* Start *

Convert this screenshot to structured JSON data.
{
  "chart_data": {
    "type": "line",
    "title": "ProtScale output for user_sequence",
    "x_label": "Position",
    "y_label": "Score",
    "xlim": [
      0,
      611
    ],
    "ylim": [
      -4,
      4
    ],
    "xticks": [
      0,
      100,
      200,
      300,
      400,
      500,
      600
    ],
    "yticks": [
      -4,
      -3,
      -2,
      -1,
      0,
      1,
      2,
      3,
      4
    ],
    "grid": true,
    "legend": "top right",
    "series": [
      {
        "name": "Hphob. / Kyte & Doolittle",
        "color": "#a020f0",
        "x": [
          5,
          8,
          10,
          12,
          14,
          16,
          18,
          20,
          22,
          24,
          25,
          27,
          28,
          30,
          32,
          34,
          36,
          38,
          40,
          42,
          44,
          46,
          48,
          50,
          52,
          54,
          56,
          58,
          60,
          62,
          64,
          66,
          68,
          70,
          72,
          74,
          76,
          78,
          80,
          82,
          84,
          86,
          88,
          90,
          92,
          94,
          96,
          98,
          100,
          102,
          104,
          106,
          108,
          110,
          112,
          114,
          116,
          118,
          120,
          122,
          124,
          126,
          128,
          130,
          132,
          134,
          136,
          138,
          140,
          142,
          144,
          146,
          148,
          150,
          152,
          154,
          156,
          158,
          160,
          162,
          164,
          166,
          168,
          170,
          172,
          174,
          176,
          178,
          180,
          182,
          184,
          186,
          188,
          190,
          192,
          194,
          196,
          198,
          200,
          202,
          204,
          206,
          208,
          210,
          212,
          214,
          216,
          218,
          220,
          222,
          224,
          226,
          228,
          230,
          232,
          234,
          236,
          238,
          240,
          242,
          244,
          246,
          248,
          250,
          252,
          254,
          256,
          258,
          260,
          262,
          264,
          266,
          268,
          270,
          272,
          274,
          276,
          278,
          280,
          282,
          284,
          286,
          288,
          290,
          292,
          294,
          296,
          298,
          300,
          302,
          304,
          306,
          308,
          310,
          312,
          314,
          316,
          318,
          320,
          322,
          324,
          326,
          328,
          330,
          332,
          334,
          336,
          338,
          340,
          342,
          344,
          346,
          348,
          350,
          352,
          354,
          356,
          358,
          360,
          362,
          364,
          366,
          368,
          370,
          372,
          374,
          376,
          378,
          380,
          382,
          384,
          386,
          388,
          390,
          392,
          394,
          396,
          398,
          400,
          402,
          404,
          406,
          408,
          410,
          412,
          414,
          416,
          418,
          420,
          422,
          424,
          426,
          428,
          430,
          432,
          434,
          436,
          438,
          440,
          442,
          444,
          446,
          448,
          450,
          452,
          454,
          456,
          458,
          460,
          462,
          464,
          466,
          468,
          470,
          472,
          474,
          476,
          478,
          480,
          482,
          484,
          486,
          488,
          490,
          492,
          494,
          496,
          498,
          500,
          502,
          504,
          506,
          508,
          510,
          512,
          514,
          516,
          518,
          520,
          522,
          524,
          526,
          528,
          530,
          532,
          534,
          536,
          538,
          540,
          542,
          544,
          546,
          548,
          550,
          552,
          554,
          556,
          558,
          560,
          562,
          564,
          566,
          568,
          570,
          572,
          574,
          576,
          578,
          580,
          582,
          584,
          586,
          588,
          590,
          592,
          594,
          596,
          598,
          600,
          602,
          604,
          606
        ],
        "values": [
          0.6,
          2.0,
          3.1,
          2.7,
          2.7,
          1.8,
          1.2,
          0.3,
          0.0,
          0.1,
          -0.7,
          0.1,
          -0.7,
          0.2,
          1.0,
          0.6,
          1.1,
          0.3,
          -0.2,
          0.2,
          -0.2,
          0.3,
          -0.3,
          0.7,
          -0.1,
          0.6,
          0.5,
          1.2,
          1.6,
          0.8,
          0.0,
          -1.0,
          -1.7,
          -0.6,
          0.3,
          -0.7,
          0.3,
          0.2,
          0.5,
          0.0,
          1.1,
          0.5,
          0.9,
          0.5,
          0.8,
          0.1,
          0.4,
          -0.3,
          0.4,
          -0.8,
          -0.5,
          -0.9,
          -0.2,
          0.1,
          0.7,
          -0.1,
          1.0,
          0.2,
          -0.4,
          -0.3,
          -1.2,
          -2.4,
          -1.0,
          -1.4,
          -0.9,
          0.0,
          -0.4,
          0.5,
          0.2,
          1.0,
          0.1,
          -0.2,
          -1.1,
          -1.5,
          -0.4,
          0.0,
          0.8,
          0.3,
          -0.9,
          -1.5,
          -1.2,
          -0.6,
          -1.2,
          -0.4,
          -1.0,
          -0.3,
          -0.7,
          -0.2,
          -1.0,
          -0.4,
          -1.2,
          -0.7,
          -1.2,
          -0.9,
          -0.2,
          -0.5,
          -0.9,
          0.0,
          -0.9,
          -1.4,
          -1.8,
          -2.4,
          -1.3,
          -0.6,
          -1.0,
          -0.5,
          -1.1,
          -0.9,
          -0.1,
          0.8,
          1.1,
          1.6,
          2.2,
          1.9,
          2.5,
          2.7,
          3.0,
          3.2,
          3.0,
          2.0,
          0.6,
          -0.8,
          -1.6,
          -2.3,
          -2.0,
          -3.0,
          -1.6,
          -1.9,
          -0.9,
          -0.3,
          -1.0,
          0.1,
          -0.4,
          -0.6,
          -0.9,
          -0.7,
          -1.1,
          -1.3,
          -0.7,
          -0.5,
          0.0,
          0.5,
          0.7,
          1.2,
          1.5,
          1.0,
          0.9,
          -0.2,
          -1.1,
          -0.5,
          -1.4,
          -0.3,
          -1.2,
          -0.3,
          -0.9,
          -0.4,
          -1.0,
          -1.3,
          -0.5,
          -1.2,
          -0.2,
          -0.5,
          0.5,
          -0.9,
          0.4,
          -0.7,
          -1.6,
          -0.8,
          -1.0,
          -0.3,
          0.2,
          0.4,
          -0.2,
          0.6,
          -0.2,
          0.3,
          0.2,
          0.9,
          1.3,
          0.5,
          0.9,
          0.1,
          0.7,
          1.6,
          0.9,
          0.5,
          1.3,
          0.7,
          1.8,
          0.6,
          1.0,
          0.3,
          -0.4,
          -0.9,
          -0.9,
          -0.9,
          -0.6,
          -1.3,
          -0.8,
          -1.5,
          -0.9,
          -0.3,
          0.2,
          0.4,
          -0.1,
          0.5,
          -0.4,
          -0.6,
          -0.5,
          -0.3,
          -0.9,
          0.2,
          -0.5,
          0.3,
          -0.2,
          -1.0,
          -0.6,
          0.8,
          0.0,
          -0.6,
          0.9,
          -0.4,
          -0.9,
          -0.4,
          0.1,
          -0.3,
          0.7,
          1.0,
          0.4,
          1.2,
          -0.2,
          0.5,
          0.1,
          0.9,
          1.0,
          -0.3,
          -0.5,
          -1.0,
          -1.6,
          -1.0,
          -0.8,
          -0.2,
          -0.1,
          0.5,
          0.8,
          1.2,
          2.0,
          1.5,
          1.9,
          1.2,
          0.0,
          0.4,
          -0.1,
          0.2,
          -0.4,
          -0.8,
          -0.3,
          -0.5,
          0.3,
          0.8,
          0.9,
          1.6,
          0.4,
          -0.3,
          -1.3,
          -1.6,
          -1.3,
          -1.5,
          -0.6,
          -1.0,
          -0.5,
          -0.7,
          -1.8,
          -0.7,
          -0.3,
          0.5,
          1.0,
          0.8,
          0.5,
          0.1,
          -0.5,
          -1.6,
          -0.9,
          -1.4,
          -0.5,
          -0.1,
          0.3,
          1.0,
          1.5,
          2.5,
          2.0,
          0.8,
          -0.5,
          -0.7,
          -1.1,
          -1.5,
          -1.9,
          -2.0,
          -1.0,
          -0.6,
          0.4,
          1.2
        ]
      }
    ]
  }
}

* End *

Extract every record and return it verbatim.

Convert this screenshot to structured JSON data.
{
  "chart_data": {
    "type": "line",
    "title": "ProtScale output for user_sequence",
    "x_label": "Position",
    "y_label": "Score",
    "xlim": [
      0,
      611
    ],
    "ylim": [
      -4,
      4
    ],
    "xticks": [
      0,
      100,
      200,
      300,
      400,
      500,
      600
    ],
    "yticks": [
      -4,
      -3,
      -2,
      -1,
      0,
      1,
      2,
      3,
      4
    ],
    "grid": true,
    "legend": "top right",
    "series": [
      {
        "name": "Hphob. / Kyte & Doolittle",
        "color": "#a020f0",
        "x": [
          5,
          8,
          10,
          12,
          14,
          16,
          18,
          20,
          22,
          24,
          25,
          27,
          28,
          30,
          32,
          34,
          36,
          38,
          40,
          42,
          44,
          46,
          48,
          50,
          52,
          54,
          56,
          58,
          60,
          62,
          64,
          66,
          68,
          70,
          72,
          74,
          76,
          78,
          80,
          82,
          84,
          86,
          88,
          90,
          92,
          94,
          96,
          98,
          100,
          102,
          104,
          106,
          108,
          110,
          112,
          114,
          116,
          118,
          120,
          122,
          124,
          126,
          128,
          130,
          132,
          134,
          136,
          138,
          140,
          142,
          144,
          146,
          148,
          150,
          152,
          154,
          156,
          158,
          160,
          162,
          164,
          166,
          168,
          170,
          172,
          174,
          176,
          178,
          180,
          182,
          184,
          186,
          188,
          190,
          192,
          194,
          196,
          198,
          200,
          202,
          204,
          206,
          208,
          210,
          212,
          214,
          216,
          218,
          220,
          222,
          224,
          226,
          228,
          230,
          232,
          234,
          236,
          238,
          240,
          242,
          244,
          246,
          248,
          250,
          252,
          254,
          256,
          258,
          260,
          262,
          264,
          266,
          268,
          270,
          272,
          274,
          276,
          278,
          280,
          282,
          284,
          286,
          288,
          290,
          292,
          294,
          296,
          298,
          300,
          302,
          304,
          306,
          308,
          310,
          312,
          314,
          316,
          318,
          320,
          322,
          324,
          326,
          328,
          330,
          332,
          334,
          336,
          338,
          340,
          342,
          344,
          346,
          348,
          350,
          352,
          354,
          356,
          358,
          360,
          362,
          364,
          366,
          368,
          370,
          372,
          374,
          376,
          378,
          380,
          382,
          384,
          386,
          388,
          390,
          392,
          394,
          396,
          398,
          400,
          402,
          404,
          406,
          408,
          410,
          412,
          414,
          416,
          418,
          420,
          422,
          424,
          426,
          428,
          430,
          432,
          434,
          436,
          438,
          440,
          442,
          444,
          446,
          448,
          450,
          452,
          454,
          456,
          458,
          460,
          462,
          464,
          466,
          468,
          470,
          472,
          474,
          476,
          478,
          480,
          482,
          484,
          486,
          488,
          490,
          492,
          494,
          496,
          498,
          500,
          502,
          504,
          506,
          508,
          510,
          512,
          514,
          516,
          518,
          520,
          522,
          524,
          526,
          528,
          530,
          532,
          534,
          536,
          538,
          540,
          542,
          544,
          546,
          548,
          550,
          552,
          554,
          556,
          558,
          560,
          562,
          564,
          566,
          568,
          570,
          572,
          574,
          576,
          578,
          580,
          582,
          584,
          586,
          588,
          590,
          592,
          594,
          596,
          598,
          600,
          602,
          604,
          606
        ],
        "values": [
          0.6,
          2.0,
          3.1,
          2.7,
          2.7,
          1.8,
          1.2,
          0.3,
          0.0,
          0.1,
          -0.7,
          0.1,
          -0.7,
          0.2,
          1.0,
          0.6,
          1.1,
          0.3,
          -0.2,
          0.2,
          -0.2,
          0.3,
          -0.3,
          0.7,
          -0.1,
          0.6,
          0.5,
          1.2,
          1.6,
          0.8,
          0.0,
          -1.0,
          -1.7,
          -0.6,
          0.3,
          -0.7,
          0.3,
          0.2,
          0.5,
          0.0,
          1.1,
          0.5,
          0.9,
          0.5,
          0.8,
          0.1,
          0.4,
          -0.3,
          0.4,
          -0.8,
          -0.5,
          -0.9,
          -0.2,
          0.1,
          0.7,
          -0.1,
          1.0,
          0.2,
          -0.4,
          -0.3,
          -1.2,
          -2.4,
          -1.0,
          -1.4,
          -0.9,
          0.0,
          -0.4,
          0.5,
          0.2,
          1.0,
          0.1,
          -0.2,
          -1.1,
          -1.5,
          -0.4,
          0.0,
          0.8,
          0.3,
          -0.9,
          -1.5,
          -1.2,
          -0.6,
          -1.2,
          -0.4,
          -1.0,
          -0.3,
          -0.7,
          -0.2,
          -1.0,
          -0.4,
          -1.2,
          -0.7,
          -1.2,
          -0.9,
          -0.2,
          -0.5,
          -0.9,
          0.0,
          -0.9,
          -1.4,
          -1.8,
          -2.4,
          -1.3,
          -0.6,
          -1.0,
          -0.5,
          -1.1,
          -0.9,
          -0.1,
          0.8,
          1.1,
          1.6,
          2.2,
          1.9,
          2.5,
          2.7,
          3.0,
          3.2,
          3.0,
          2.0,
          0.6,
          -0.8,
          -1.6,
          -2.3,
          -2.0,
          -3.0,
          -1.6,
          -1.9,
          -0.9,
          -0.3,
          -1.0,
          0.1,
          -0.4,
          -0.6,
          -0.9,
          -0.7,
          -1.1,
          -1.3,
          -0.7,
          -0.5,
          0.0,
          0.5,
          0.7,
          1.2,
          1.5,
          1.0,
          0.9,
          -0.2,
          -1.1,
          -0.5,
          -1.4,
          -0.3,
          -1.2,
          -0.3,
          -0.9,
          -0.4,
          -1.0,
          -1.3,
          -0.5,
          -1.2,
          -0.2,
          -0.5,
          0.5,
          -0.9,
          0.4,
          -0.7,
          -1.6,
          -0.8,
          -1.0,
          -0.3,
          0.2,
          0.4,
          -0.2,
          0.6,
          -0.2,
          0.3,
          0.2,
          0.9,
          1.3,
          0.5,
          0.9,
          0.1,
          0.7,
          1.6,
          0.9,
          0.5,
          1.3,
          0.7,
          1.8,
          0.6,
          1.0,
          0.3,
          -0.4,
          -0.9,
          -0.9,
          -0.9,
          -0.6,
          -1.3,
          -0.8,
          -1.5,
          -0.9,
          -0.3,
          0.2,
          0.4,
          -0.1,
          0.5,
          -0.4,
          -0.6,
          -0.5,
          -0.3,
          -0.9,
          0.2,
          -0.5,
          0.3,
          -0.2,
          -1.0,
          -0.6,
          0.8,
          0.0,
          -0.6,
          0.9,
          -0.4,
          -0.9,
          -0.4,
          0.1,
          -0.3,
          0.7,
          1.0,
          0.4,
          1.2,
          -0.2,
          0.5,
          0.1,
          0.9,
          1.0,
          -0.3,
          -0.5,
          -1.0,
          -1.6,
          -1.0,
          -0.8,
          -0.2,
          -0.1,
          0.5,
          0.8,
          1.2,
          2.0,
          1.5,
          1.9,
          1.2,
          0.0,
          0.4,
          -0.1,
          0.2,
          -0.4,
          -0.8,
          -0.3,
          -0.5,
          0.3,
          0.8,
          0.9,
          1.6,
          0.4,
          -0.3,
          -1.3,
          -1.6,
          -1.3,
          -1.5,
          -0.6,
          -1.0,
          -0.5,
          -0.7,
          -1.8,
          -0.7,
          -0.3,
          0.5,
          1.0,
          0.8,
          0.5,
          0.1,
          -0.5,
          -1.6,
          -0.9,
          -1.4,
          -0.5,
          -0.1,
          0.3,
          1.0,
          1.5,
          2.5,
          2.0,
          0.8,
          -0.5,
          -0.7,
          -1.1,
          -1.5,
          -1.9,
          -2.0,
          -1.0,
          -0.6,
          0.4,
          1.2
        ]
      }
    ]
  }
}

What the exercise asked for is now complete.